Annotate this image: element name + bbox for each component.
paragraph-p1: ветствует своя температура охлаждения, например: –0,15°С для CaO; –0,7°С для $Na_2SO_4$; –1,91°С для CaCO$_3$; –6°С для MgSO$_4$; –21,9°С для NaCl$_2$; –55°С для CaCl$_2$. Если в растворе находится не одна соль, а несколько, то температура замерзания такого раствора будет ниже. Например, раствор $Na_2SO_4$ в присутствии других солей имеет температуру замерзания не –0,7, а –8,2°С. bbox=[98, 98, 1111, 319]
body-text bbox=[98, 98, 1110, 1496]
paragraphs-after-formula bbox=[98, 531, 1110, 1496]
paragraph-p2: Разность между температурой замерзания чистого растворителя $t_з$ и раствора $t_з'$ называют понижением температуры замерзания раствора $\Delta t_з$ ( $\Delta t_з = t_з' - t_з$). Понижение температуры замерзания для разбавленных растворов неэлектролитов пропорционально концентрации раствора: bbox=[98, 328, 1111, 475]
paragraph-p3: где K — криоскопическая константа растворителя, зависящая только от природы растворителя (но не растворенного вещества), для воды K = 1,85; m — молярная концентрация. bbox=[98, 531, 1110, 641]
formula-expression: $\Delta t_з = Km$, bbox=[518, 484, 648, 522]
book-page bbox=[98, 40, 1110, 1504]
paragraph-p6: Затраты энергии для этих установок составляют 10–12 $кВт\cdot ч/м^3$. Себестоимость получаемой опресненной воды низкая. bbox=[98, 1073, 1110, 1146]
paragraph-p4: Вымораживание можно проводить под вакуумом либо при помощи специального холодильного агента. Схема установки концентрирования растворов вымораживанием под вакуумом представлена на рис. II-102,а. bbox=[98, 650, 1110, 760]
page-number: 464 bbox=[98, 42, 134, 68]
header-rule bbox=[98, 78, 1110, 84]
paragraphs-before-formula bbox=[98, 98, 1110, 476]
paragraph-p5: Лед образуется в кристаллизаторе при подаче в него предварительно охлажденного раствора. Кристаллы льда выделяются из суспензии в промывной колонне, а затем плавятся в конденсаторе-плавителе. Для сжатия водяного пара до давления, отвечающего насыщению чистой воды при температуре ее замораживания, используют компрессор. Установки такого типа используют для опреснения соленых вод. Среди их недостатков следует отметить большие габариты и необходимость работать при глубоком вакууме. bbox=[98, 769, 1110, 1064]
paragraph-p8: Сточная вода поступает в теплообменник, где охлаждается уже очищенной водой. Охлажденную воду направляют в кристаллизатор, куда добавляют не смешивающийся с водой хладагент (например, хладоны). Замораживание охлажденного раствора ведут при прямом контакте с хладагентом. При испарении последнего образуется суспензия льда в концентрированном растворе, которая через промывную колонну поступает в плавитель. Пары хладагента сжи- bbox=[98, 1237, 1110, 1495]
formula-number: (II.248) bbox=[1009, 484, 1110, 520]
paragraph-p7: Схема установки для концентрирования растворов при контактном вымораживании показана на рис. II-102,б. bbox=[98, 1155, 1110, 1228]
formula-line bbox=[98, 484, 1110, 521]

⁂

## Job
Can you turn the lines above into a Markdown table with two columns, "No." for the row number and "Line" for the line itself, leaving out any blank lines?

## Worked answer
| No. | Line |
|---|---|
| 1 | Annotate this image: element name + bbox for each component. |
| 2 | paragraph-p1: ветствует своя температура охлаждения, например: –0,15°С для CaO; –0,7°С для $Na_2SO_4$; –1,91°С для CaCO$_3$; –6°С для MgSO$_4$; –21,9°С для NaCl$_2$; –55°С для CaCl$_2$. Если в растворе находится не одна соль, а несколько, то температура замерзания такого раствора будет ниже. Например, раствор $Na_2SO_4$ в присутствии других солей имеет температуру замерзания не –0,7, а –8,2°С. bbox=[98, 98, 1111, 319] |
| 3 | body-text bbox=[98, 98, 1110, 1496] |
| 4 | paragraphs-after-formula bbox=[98, 531, 1110, 1496] |
| 5 | paragraph-p2: Разность между температурой замерзания чистого растворителя $t_з$ и раствора $t_з'$ называют понижением температуры замерзания раствора $\Delta t_з$ ( $\Delta t_з = t_з' - t_з$). Понижение температуры замерзания для разбавленных растворов неэлектролитов пропорционально концентрации раствора: bbox=[98, 328, 1111, 475] |
| 6 | paragraph-p3: где K — криоскопическая константа растворителя, зависящая только от природы растворителя (но не растворенного вещества), для воды K = 1,85; m — молярная концентрация. bbox=[98, 531, 1110, 641] |
| 7 | formula-expression: $\Delta t_з = Km$, bbox=[518, 484, 648, 522] |
| 8 | book-page bbox=[98, 40, 1110, 1504] |
| 9 | paragraph-p6: Затраты энергии для этих установок составляют 10–12 $кВт\cdot ч/м^3$. Себестоимость получаемой опресненной воды низкая. bbox=[98, 1073, 1110, 1146] |
| 10 | paragraph-p4: Вымораживание можно проводить под вакуумом либо при помощи специального холодильного агента. Схема установки концентрирования растворов вымораживанием под вакуумом представлена на рис. II-102,а. bbox=[98, 650, 1110, 760] |
| 11 | page-number: 464 bbox=[98, 42, 134, 68] |
| 12 | header-rule bbox=[98, 78, 1110, 84] |
| 13 | paragraphs-before-formula bbox=[98, 98, 1110, 476] |
| 14 | paragraph-p5: Лед образуется в кристаллизаторе при подаче в него предварительно охлажденного раствора. Кристаллы льда выделяются из суспензии в промывной колонне, а затем плавятся в конденсаторе-плавителе. Для сжатия водяного пара до давления, отвечающего насыщению чистой воды при температуре ее замораживания, используют компрессор. Установки такого типа используют для опреснения соленых вод. Среди их недостатков следует отметить большие габариты и необходимость работать при глубоком вакууме. bbox=[98, 769, 1110, 1064] |
| 15 | paragraph-p8: Сточная вода поступает в теплообменник, где охлаждается уже очищенной водой. Охлажденную воду направляют в кристаллизатор, куда добавляют не смешивающийся с водой хладагент (например, хладоны). Замораживание охлажденного раствора ведут при прямом контакте с хладагентом. При испарении последнего образуется суспензия льда в концентрированном растворе, которая через промывную колонну поступает в плавитель. Пары хладагента сжи- bbox=[98, 1237, 1110, 1495] |
| 16 | formula-number: (II.248) bbox=[1009, 484, 1110, 520] |
| 17 | paragraph-p7: Схема установки для концентрирования растворов при контактном вымораживании показана на рис. II-102,б. bbox=[98, 1155, 1110, 1228] |
| 18 | formula-line bbox=[98, 484, 1110, 521] |